-- Objective --
Which lines hold the word "Corrected"? Copy each one.

-- Supplied data --

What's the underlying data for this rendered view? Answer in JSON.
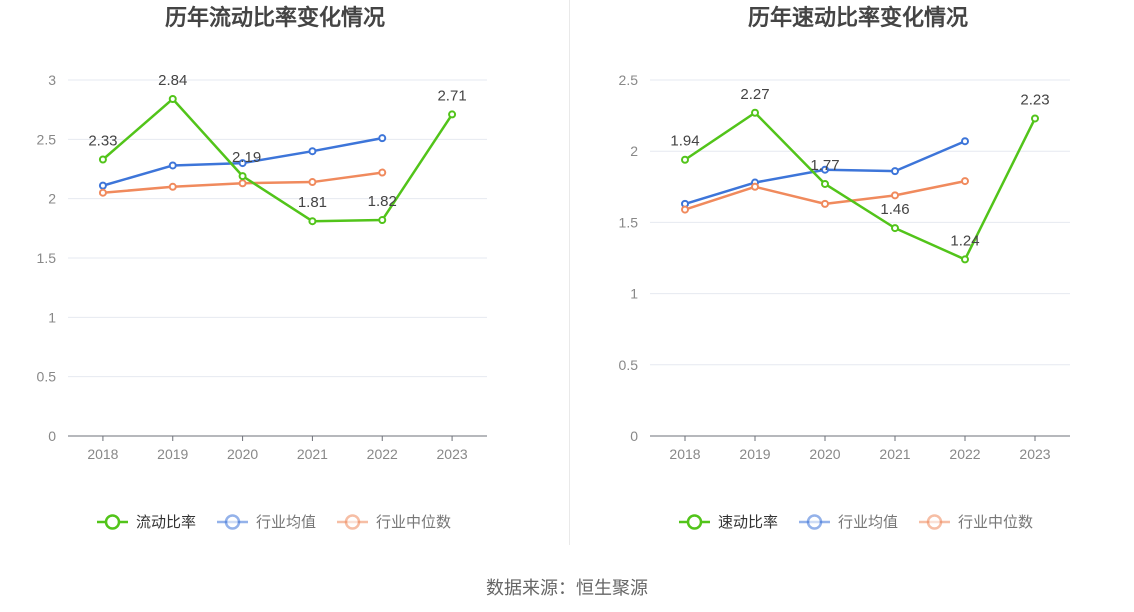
{
  "source_text": "数据来源：恒生聚源",
  "chart_data": [
    {
      "type": "line",
      "title": "历年流动比率变化情况",
      "categories": [
        "2018",
        "2019",
        "2020",
        "2021",
        "2022",
        "2023"
      ],
      "ylim": [
        0,
        3
      ],
      "yticks": [
        "0",
        "0.5",
        "1",
        "1.5",
        "2",
        "2.5",
        "3"
      ],
      "grid": true,
      "legend_position": "bottom",
      "series": [
        {
          "name": "流动比率",
          "color": "#52c41a",
          "values": [
            2.33,
            2.84,
            2.19,
            1.81,
            1.82,
            2.71
          ],
          "labels": [
            "2.33",
            "2.84",
            "2.19",
            "1.81",
            "1.82",
            "2.71"
          ]
        },
        {
          "name": "行业均值",
          "color": "#3d75d9",
          "values": [
            2.11,
            2.28,
            2.3,
            2.4,
            2.51,
            null
          ]
        },
        {
          "name": "行业中位数",
          "color": "#f08a5d",
          "values": [
            2.05,
            2.1,
            2.13,
            2.14,
            2.22,
            null
          ]
        }
      ]
    },
    {
      "type": "line",
      "title": "历年速动比率变化情况",
      "categories": [
        "2018",
        "2019",
        "2020",
        "2021",
        "2022",
        "2023"
      ],
      "ylim": [
        0,
        2.5
      ],
      "yticks": [
        "0",
        "0.5",
        "1",
        "1.5",
        "2",
        "2.5"
      ],
      "grid": true,
      "legend_position": "bottom",
      "series": [
        {
          "name": "速动比率",
          "color": "#52c41a",
          "values": [
            1.94,
            2.27,
            1.77,
            1.46,
            1.24,
            2.23
          ],
          "labels": [
            "1.94",
            "2.27",
            "1.77",
            "1.46",
            "1.24",
            "2.23"
          ]
        },
        {
          "name": "行业均值",
          "color": "#3d75d9",
          "values": [
            1.63,
            1.78,
            1.87,
            1.86,
            2.07,
            null
          ]
        },
        {
          "name": "行业中位数",
          "color": "#f08a5d",
          "values": [
            1.59,
            1.75,
            1.63,
            1.69,
            1.79,
            null
          ]
        }
      ]
    }
  ]
}
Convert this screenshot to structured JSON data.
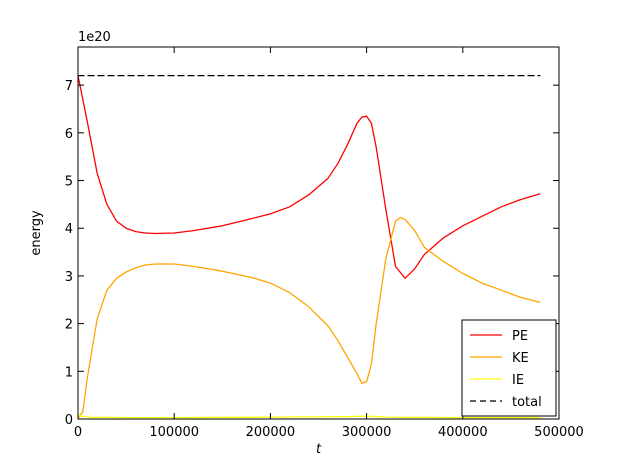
{
  "chart_data": {
    "type": "line",
    "xlabel": "t",
    "ylabel": "energy",
    "offset_label": "1e20",
    "xlim": [
      0,
      500000
    ],
    "ylim": [
      0,
      7.8
    ],
    "xticks": [
      0,
      100000,
      200000,
      300000,
      400000,
      500000
    ],
    "xtick_labels": [
      "0",
      "100000",
      "200000",
      "300000",
      "400000",
      "500000"
    ],
    "yticks": [
      0,
      1,
      2,
      3,
      4,
      5,
      6,
      7
    ],
    "ytick_labels": [
      "0",
      "1",
      "2",
      "3",
      "4",
      "5",
      "6",
      "7"
    ],
    "grid": false,
    "legend_position": "lower-right",
    "series": [
      {
        "name": "PE",
        "color": "#ff0000",
        "dash": "solid",
        "x": [
          0,
          10000,
          20000,
          30000,
          40000,
          50000,
          60000,
          70000,
          80000,
          100000,
          120000,
          150000,
          180000,
          200000,
          220000,
          240000,
          260000,
          270000,
          280000,
          290000,
          295000,
          300000,
          305000,
          310000,
          320000,
          330000,
          340000,
          350000,
          360000,
          380000,
          400000,
          420000,
          440000,
          460000,
          480000
        ],
        "y": [
          7.2,
          6.2,
          5.15,
          4.5,
          4.15,
          4.0,
          3.93,
          3.9,
          3.89,
          3.9,
          3.95,
          4.05,
          4.2,
          4.3,
          4.45,
          4.7,
          5.05,
          5.35,
          5.75,
          6.2,
          6.33,
          6.35,
          6.2,
          5.7,
          4.4,
          3.2,
          2.95,
          3.15,
          3.45,
          3.8,
          4.05,
          4.25,
          4.45,
          4.6,
          4.72
        ]
      },
      {
        "name": "KE",
        "color": "#ffa500",
        "dash": "solid",
        "x": [
          0,
          5000,
          10000,
          20000,
          30000,
          40000,
          50000,
          60000,
          70000,
          80000,
          100000,
          120000,
          150000,
          180000,
          200000,
          220000,
          240000,
          260000,
          270000,
          280000,
          290000,
          295000,
          300000,
          305000,
          310000,
          320000,
          330000,
          335000,
          340000,
          350000,
          360000,
          380000,
          400000,
          420000,
          440000,
          460000,
          480000
        ],
        "y": [
          0.02,
          0.15,
          0.9,
          2.1,
          2.7,
          2.95,
          3.08,
          3.17,
          3.23,
          3.25,
          3.25,
          3.2,
          3.1,
          2.97,
          2.85,
          2.65,
          2.35,
          1.95,
          1.65,
          1.3,
          0.95,
          0.75,
          0.78,
          1.15,
          2.0,
          3.35,
          4.15,
          4.22,
          4.18,
          3.95,
          3.6,
          3.3,
          3.05,
          2.85,
          2.7,
          2.55,
          2.45
        ]
      },
      {
        "name": "IE",
        "color": "#ffff00",
        "dash": "solid",
        "x": [
          0,
          3000,
          10000,
          50000,
          100000,
          200000,
          280000,
          300000,
          320000,
          400000,
          480000
        ],
        "y": [
          0.1,
          0.06,
          0.04,
          0.03,
          0.03,
          0.04,
          0.05,
          0.06,
          0.04,
          0.03,
          0.03
        ]
      },
      {
        "name": "total",
        "color": "#000000",
        "dash": "dashed",
        "x": [
          0,
          480000
        ],
        "y": [
          7.2,
          7.2
        ]
      }
    ]
  }
}
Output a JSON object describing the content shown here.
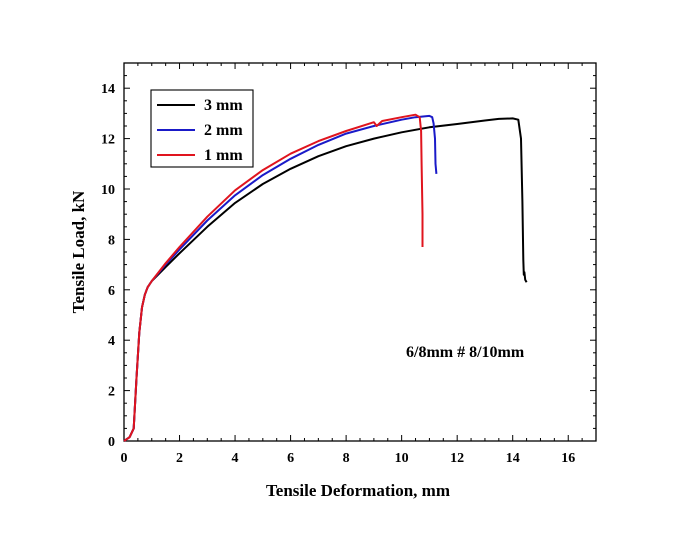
{
  "chart_data": {
    "type": "line",
    "xlabel": "Tensile Deformation, mm",
    "ylabel": "Tensile Load, kN",
    "xlim": [
      0,
      17
    ],
    "ylim": [
      0,
      15
    ],
    "xticks": [
      0,
      2,
      4,
      6,
      8,
      10,
      12,
      14,
      16
    ],
    "yticks": [
      0,
      2,
      4,
      6,
      8,
      10,
      12,
      14
    ],
    "annotation": "6/8mm # 8/10mm",
    "legend_position": "top-left",
    "grid": false,
    "series": [
      {
        "name": "3 mm",
        "color": "#000000",
        "x": [
          0,
          0.2,
          0.35,
          0.45,
          0.55,
          0.65,
          0.75,
          0.85,
          1.0,
          1.5,
          2,
          3,
          4,
          5,
          6,
          7,
          8,
          9,
          10,
          11,
          12,
          13,
          13.5,
          14.0,
          14.2,
          14.3,
          14.35,
          14.38,
          14.4,
          14.42,
          14.45,
          14.5
        ],
        "y": [
          0,
          0.15,
          0.5,
          2.5,
          4.3,
          5.3,
          5.8,
          6.1,
          6.35,
          6.9,
          7.45,
          8.5,
          9.45,
          10.2,
          10.8,
          11.3,
          11.7,
          12.0,
          12.25,
          12.45,
          12.58,
          12.72,
          12.78,
          12.8,
          12.75,
          12.0,
          9.5,
          7.2,
          6.6,
          6.7,
          6.4,
          6.3
        ]
      },
      {
        "name": "2 mm",
        "color": "#1a1ac8",
        "x": [
          0,
          0.2,
          0.35,
          0.45,
          0.55,
          0.65,
          0.75,
          0.85,
          1.0,
          1.5,
          2,
          3,
          4,
          5,
          6,
          7,
          8,
          9,
          10,
          10.5,
          11.0,
          11.1,
          11.15,
          11.2,
          11.22,
          11.25
        ],
        "y": [
          0,
          0.15,
          0.5,
          2.5,
          4.3,
          5.3,
          5.8,
          6.1,
          6.35,
          7.0,
          7.6,
          8.75,
          9.75,
          10.55,
          11.2,
          11.75,
          12.2,
          12.5,
          12.75,
          12.85,
          12.9,
          12.85,
          12.6,
          12.0,
          11.0,
          10.6
        ]
      },
      {
        "name": "1 mm",
        "color": "#e0141e",
        "x": [
          0,
          0.2,
          0.35,
          0.45,
          0.55,
          0.65,
          0.75,
          0.85,
          1.0,
          1.5,
          2,
          3,
          4,
          5,
          6,
          7,
          8,
          9.0,
          9.1,
          9.2,
          9.3,
          10,
          10.5,
          10.65,
          10.7,
          10.72,
          10.75,
          10.75
        ],
        "y": [
          0,
          0.15,
          0.5,
          2.5,
          4.3,
          5.3,
          5.8,
          6.1,
          6.35,
          7.05,
          7.7,
          8.9,
          9.95,
          10.75,
          11.4,
          11.9,
          12.3,
          12.65,
          12.5,
          12.6,
          12.7,
          12.85,
          12.95,
          12.85,
          12.3,
          11.0,
          9.0,
          7.7
        ]
      }
    ]
  }
}
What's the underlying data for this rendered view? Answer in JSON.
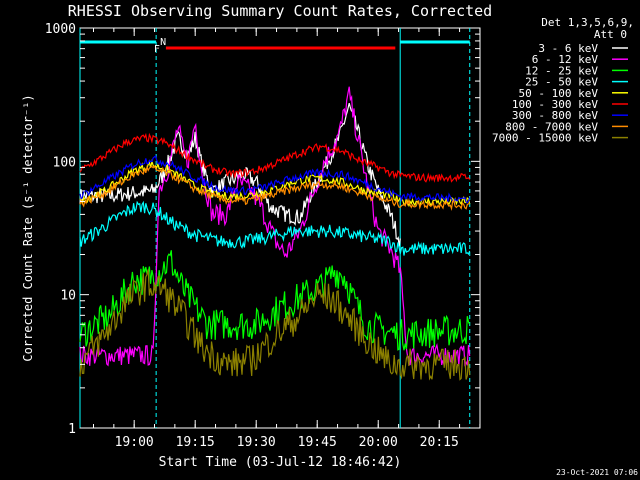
{
  "chart_data": {
    "type": "line",
    "title": "RHESSI Observing Summary Count Rates, Corrected",
    "xlabel": "Start Time (03-Jul-12 18:46:42)",
    "ylabel": "Corrected Count Rate (s⁻¹ detector⁻¹)",
    "ylog": true,
    "ylim": [
      1,
      1000
    ],
    "xlim": [
      18.778,
      20.417
    ],
    "x_ticks": [
      {
        "h": 19.0,
        "label": "19:00"
      },
      {
        "h": 19.25,
        "label": "19:15"
      },
      {
        "h": 19.5,
        "label": "19:30"
      },
      {
        "h": 19.75,
        "label": "19:45"
      },
      {
        "h": 20.0,
        "label": "20:00"
      },
      {
        "h": 20.25,
        "label": "20:15"
      }
    ],
    "y_ticks": [
      {
        "v": 1,
        "label": "1"
      },
      {
        "v": 10,
        "label": "10"
      },
      {
        "v": 100,
        "label": "100"
      },
      {
        "v": 1000,
        "label": "1000"
      }
    ],
    "legend": {
      "header1": "Det 1,3,5,6,9,",
      "header2": "Att 0",
      "placement": "right"
    },
    "flags": [
      {
        "code": "N",
        "start": 18.778,
        "end": 19.09,
        "color": "#00ffff"
      },
      {
        "code": "N",
        "start": 20.09,
        "end": 20.375,
        "color": "#00ffff"
      },
      {
        "code": "F",
        "start": 19.13,
        "end": 20.07,
        "color": "#ff0000"
      }
    ],
    "night_lines": [
      18.778,
      19.09,
      20.09,
      20.375
    ],
    "series": [
      {
        "name": "3 - 6 keV",
        "color": "#ffffff",
        "points": [
          [
            18.778,
            55
          ],
          [
            18.9,
            55
          ],
          [
            19.0,
            58
          ],
          [
            19.08,
            60
          ],
          [
            19.12,
            80
          ],
          [
            19.18,
            150
          ],
          [
            19.22,
            110
          ],
          [
            19.25,
            150
          ],
          [
            19.28,
            90
          ],
          [
            19.32,
            60
          ],
          [
            19.38,
            70
          ],
          [
            19.45,
            80
          ],
          [
            19.5,
            70
          ],
          [
            19.56,
            45
          ],
          [
            19.62,
            40
          ],
          [
            19.68,
            38
          ],
          [
            19.72,
            55
          ],
          [
            19.78,
            90
          ],
          [
            19.84,
            150
          ],
          [
            19.88,
            260
          ],
          [
            19.92,
            160
          ],
          [
            19.96,
            90
          ],
          [
            20.0,
            60
          ],
          [
            20.05,
            40
          ],
          [
            20.09,
            25
          ]
        ]
      },
      {
        "name": "6 - 12 keV",
        "color": "#ff00ff",
        "points": [
          [
            18.778,
            3.5
          ],
          [
            19.08,
            3.5
          ],
          [
            19.1,
            60
          ],
          [
            19.14,
            90
          ],
          [
            19.18,
            180
          ],
          [
            19.2,
            120
          ],
          [
            19.22,
            100
          ],
          [
            19.25,
            200
          ],
          [
            19.28,
            80
          ],
          [
            19.32,
            40
          ],
          [
            19.38,
            40
          ],
          [
            19.42,
            70
          ],
          [
            19.48,
            60
          ],
          [
            19.52,
            45
          ],
          [
            19.58,
            25
          ],
          [
            19.62,
            20
          ],
          [
            19.68,
            30
          ],
          [
            19.72,
            50
          ],
          [
            19.78,
            100
          ],
          [
            19.84,
            160
          ],
          [
            19.88,
            320
          ],
          [
            19.92,
            140
          ],
          [
            19.96,
            60
          ],
          [
            20.0,
            30
          ],
          [
            20.05,
            22
          ],
          [
            20.09,
            15
          ],
          [
            20.12,
            3.5
          ],
          [
            20.375,
            3.5
          ]
        ]
      },
      {
        "name": "12 - 25 keV",
        "color": "#00ff00",
        "points": [
          [
            18.778,
            5
          ],
          [
            18.9,
            7
          ],
          [
            19.0,
            13
          ],
          [
            19.05,
            13
          ],
          [
            19.1,
            15
          ],
          [
            19.15,
            18
          ],
          [
            19.2,
            11
          ],
          [
            19.25,
            8
          ],
          [
            19.3,
            6
          ],
          [
            19.4,
            6
          ],
          [
            19.5,
            6
          ],
          [
            19.6,
            8
          ],
          [
            19.7,
            10
          ],
          [
            19.78,
            12
          ],
          [
            19.82,
            15
          ],
          [
            19.86,
            14
          ],
          [
            19.9,
            9
          ],
          [
            19.95,
            6
          ],
          [
            20.0,
            5.5
          ],
          [
            20.09,
            5
          ],
          [
            20.375,
            5.5
          ]
        ]
      },
      {
        "name": "25 - 50 keV",
        "color": "#00ffff",
        "points": [
          [
            18.778,
            25
          ],
          [
            18.85,
            30
          ],
          [
            18.95,
            40
          ],
          [
            19.0,
            45
          ],
          [
            19.05,
            46
          ],
          [
            19.1,
            42
          ],
          [
            19.15,
            35
          ],
          [
            19.25,
            28
          ],
          [
            19.35,
            25
          ],
          [
            19.45,
            25
          ],
          [
            19.55,
            27
          ],
          [
            19.65,
            30
          ],
          [
            19.72,
            30
          ],
          [
            19.8,
            30
          ],
          [
            19.9,
            28
          ],
          [
            20.0,
            26
          ],
          [
            20.05,
            25
          ],
          [
            20.09,
            22
          ],
          [
            20.375,
            22
          ]
        ]
      },
      {
        "name": "50 - 100 keV",
        "color": "#ffff00",
        "points": [
          [
            18.778,
            50
          ],
          [
            18.88,
            60
          ],
          [
            19.0,
            85
          ],
          [
            19.07,
            95
          ],
          [
            19.15,
            85
          ],
          [
            19.25,
            65
          ],
          [
            19.35,
            55
          ],
          [
            19.45,
            55
          ],
          [
            19.55,
            60
          ],
          [
            19.65,
            70
          ],
          [
            19.75,
            75
          ],
          [
            19.85,
            70
          ],
          [
            19.95,
            60
          ],
          [
            20.05,
            55
          ],
          [
            20.09,
            50
          ],
          [
            20.375,
            50
          ]
        ]
      },
      {
        "name": "100 - 300 keV",
        "color": "#ff0000",
        "points": [
          [
            18.778,
            85
          ],
          [
            18.88,
            110
          ],
          [
            18.97,
            140
          ],
          [
            19.05,
            150
          ],
          [
            19.12,
            140
          ],
          [
            19.2,
            115
          ],
          [
            19.3,
            90
          ],
          [
            19.4,
            80
          ],
          [
            19.5,
            85
          ],
          [
            19.6,
            100
          ],
          [
            19.7,
            120
          ],
          [
            19.77,
            130
          ],
          [
            19.85,
            120
          ],
          [
            19.93,
            100
          ],
          [
            20.0,
            90
          ],
          [
            20.05,
            82
          ],
          [
            20.09,
            78
          ],
          [
            20.2,
            75
          ],
          [
            20.375,
            76
          ]
        ]
      },
      {
        "name": "300 - 800 keV",
        "color": "#0000ff",
        "points": [
          [
            18.778,
            55
          ],
          [
            18.88,
            70
          ],
          [
            19.0,
            95
          ],
          [
            19.07,
            105
          ],
          [
            19.15,
            95
          ],
          [
            19.25,
            75
          ],
          [
            19.35,
            62
          ],
          [
            19.45,
            60
          ],
          [
            19.55,
            65
          ],
          [
            19.65,
            75
          ],
          [
            19.75,
            82
          ],
          [
            19.85,
            80
          ],
          [
            19.95,
            68
          ],
          [
            20.05,
            58
          ],
          [
            20.09,
            55
          ],
          [
            20.375,
            52
          ]
        ]
      },
      {
        "name": "800 - 7000 keV",
        "color": "#ff8c00",
        "points": [
          [
            18.778,
            48
          ],
          [
            18.88,
            58
          ],
          [
            19.0,
            80
          ],
          [
            19.07,
            88
          ],
          [
            19.15,
            80
          ],
          [
            19.25,
            62
          ],
          [
            19.35,
            52
          ],
          [
            19.45,
            50
          ],
          [
            19.55,
            55
          ],
          [
            19.65,
            62
          ],
          [
            19.75,
            68
          ],
          [
            19.85,
            65
          ],
          [
            19.95,
            56
          ],
          [
            20.05,
            50
          ],
          [
            20.09,
            48
          ],
          [
            20.375,
            47
          ]
        ]
      },
      {
        "name": "7000 - 15000 keV",
        "color": "#8b8000",
        "points": [
          [
            18.778,
            3
          ],
          [
            18.88,
            5
          ],
          [
            18.97,
            9
          ],
          [
            19.05,
            12
          ],
          [
            19.12,
            11
          ],
          [
            19.2,
            7
          ],
          [
            19.28,
            4
          ],
          [
            19.38,
            3
          ],
          [
            19.48,
            3.2
          ],
          [
            19.58,
            5
          ],
          [
            19.68,
            7
          ],
          [
            19.75,
            10
          ],
          [
            19.82,
            9
          ],
          [
            19.9,
            6
          ],
          [
            19.98,
            4
          ],
          [
            20.05,
            3
          ],
          [
            20.09,
            3
          ],
          [
            20.375,
            3
          ]
        ]
      }
    ],
    "footer_timestamp": "23-Oct-2021 07:06",
    "grid": false
  }
}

-- Task output --
    "title": "RHESSI Observing Summary Count Rates, Corrected",
    "ylabel": "Corrected Count Rate (s⁻¹ detector⁻¹)",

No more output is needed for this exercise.